Stored data:
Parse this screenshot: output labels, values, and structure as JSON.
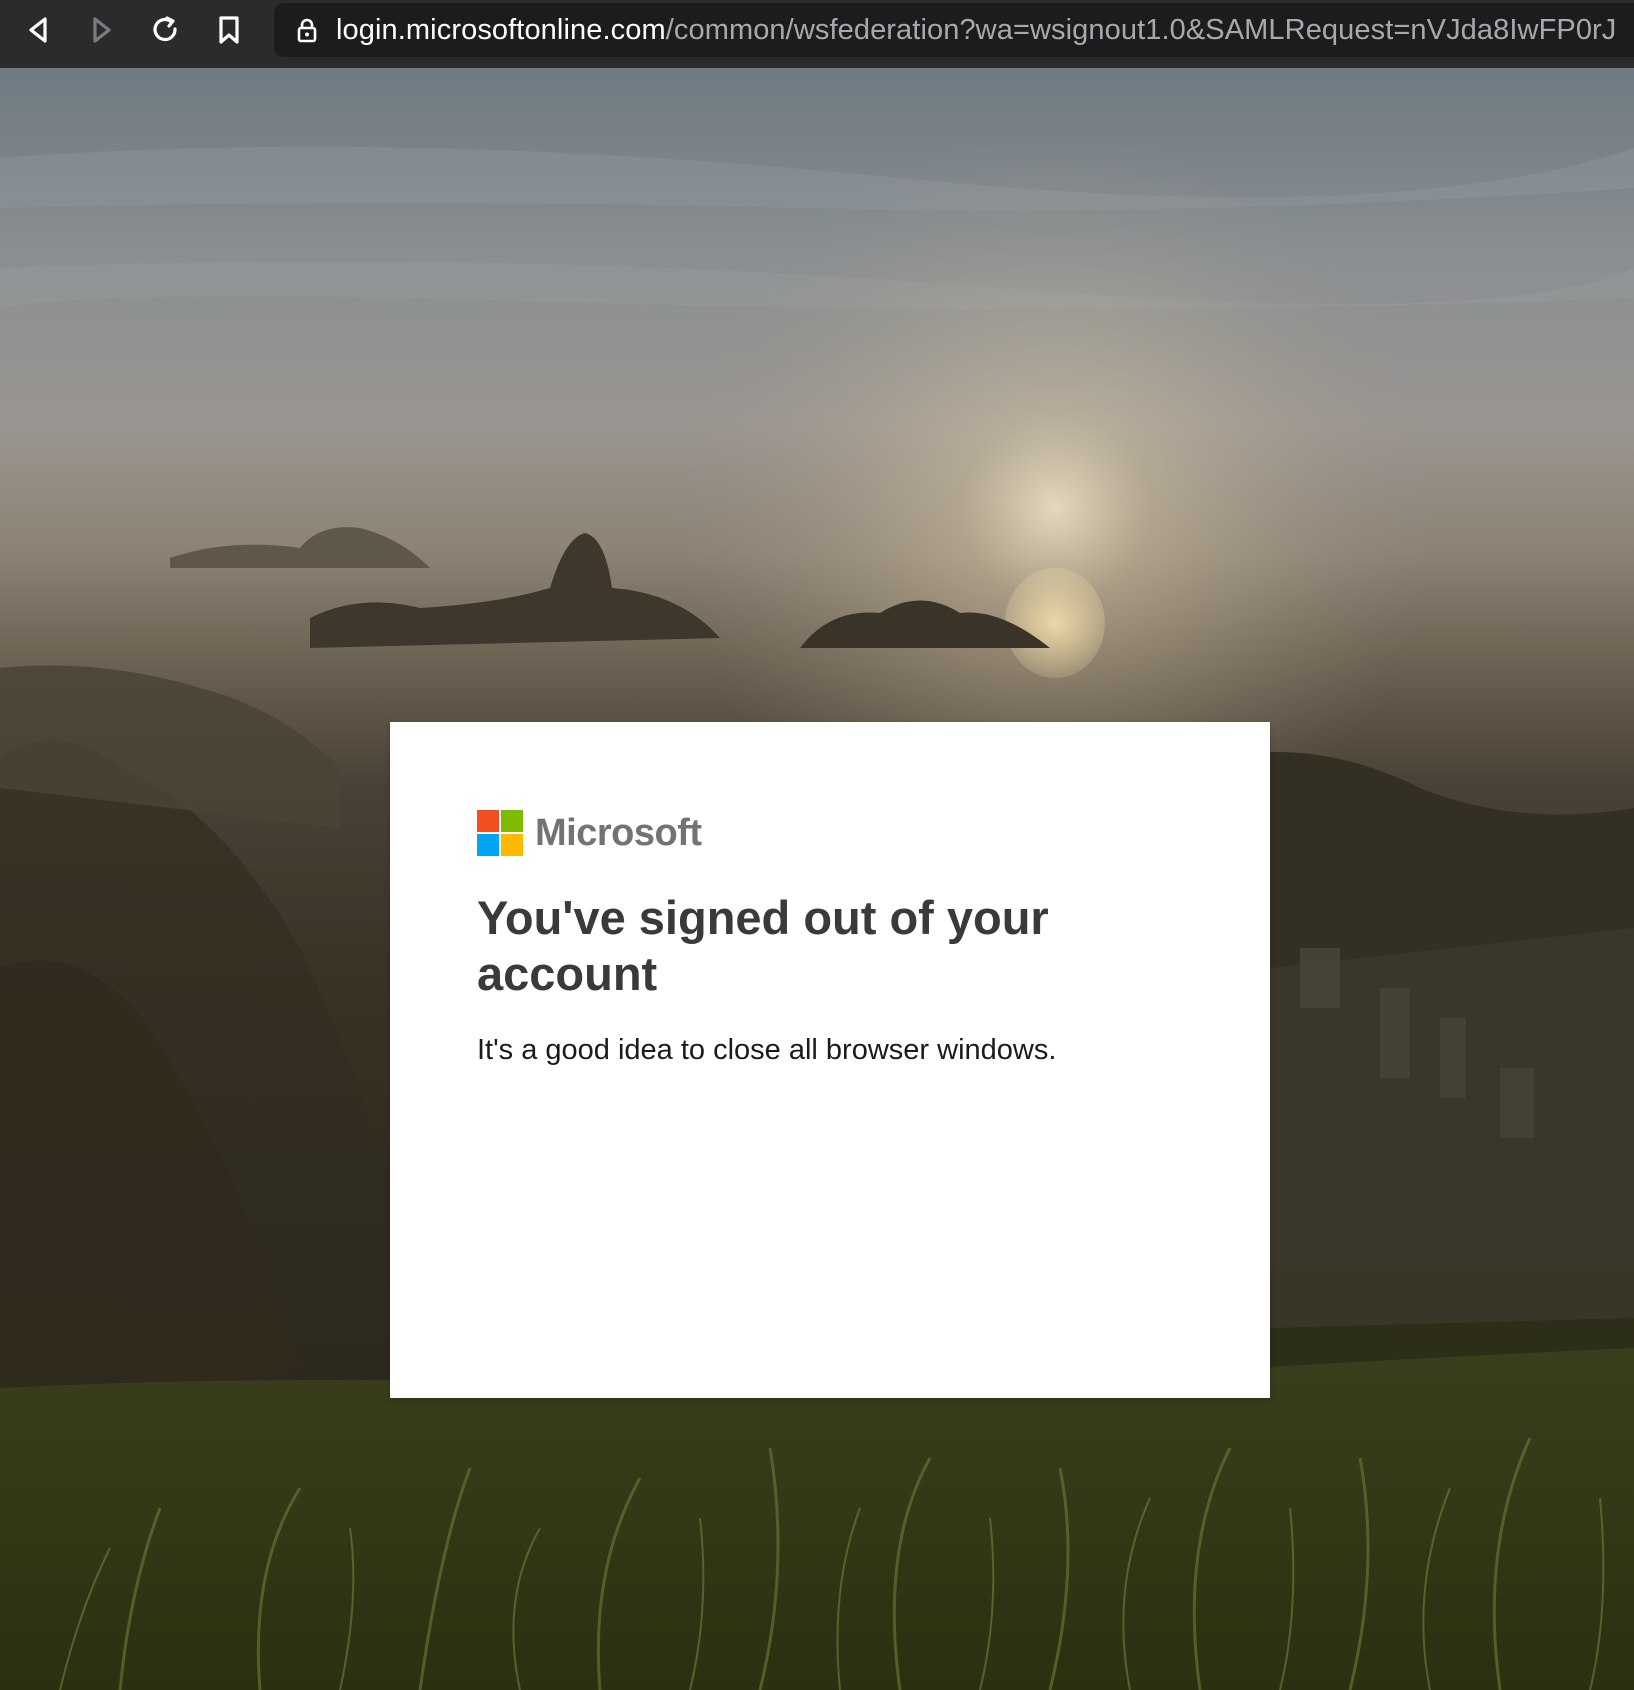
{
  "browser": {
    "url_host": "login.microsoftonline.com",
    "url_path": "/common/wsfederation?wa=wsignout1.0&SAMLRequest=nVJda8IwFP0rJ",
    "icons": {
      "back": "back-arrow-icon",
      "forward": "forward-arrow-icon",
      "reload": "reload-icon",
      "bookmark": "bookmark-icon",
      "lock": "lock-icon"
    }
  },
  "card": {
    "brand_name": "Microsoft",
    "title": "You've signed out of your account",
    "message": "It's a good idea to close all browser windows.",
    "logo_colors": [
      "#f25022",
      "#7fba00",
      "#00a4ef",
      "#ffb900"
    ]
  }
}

Work instructions: Take the listing above and print it exactly, apart from the pictures.

Result of this exercise:
Parse this screenshot: output labels, values, and structure as JSON.
{
  "browser": {
    "url_host": "login.microsoftonline.com",
    "url_path": "/common/wsfederation?wa=wsignout1.0&SAMLRequest=nVJda8IwFP0rJ",
    "icons": {
      "back": "back-arrow-icon",
      "forward": "forward-arrow-icon",
      "reload": "reload-icon",
      "bookmark": "bookmark-icon",
      "lock": "lock-icon"
    }
  },
  "card": {
    "brand_name": "Microsoft",
    "title": "You've signed out of your account",
    "message": "It's a good idea to close all browser windows.",
    "logo_colors": [
      "#f25022",
      "#7fba00",
      "#00a4ef",
      "#ffb900"
    ]
  }
}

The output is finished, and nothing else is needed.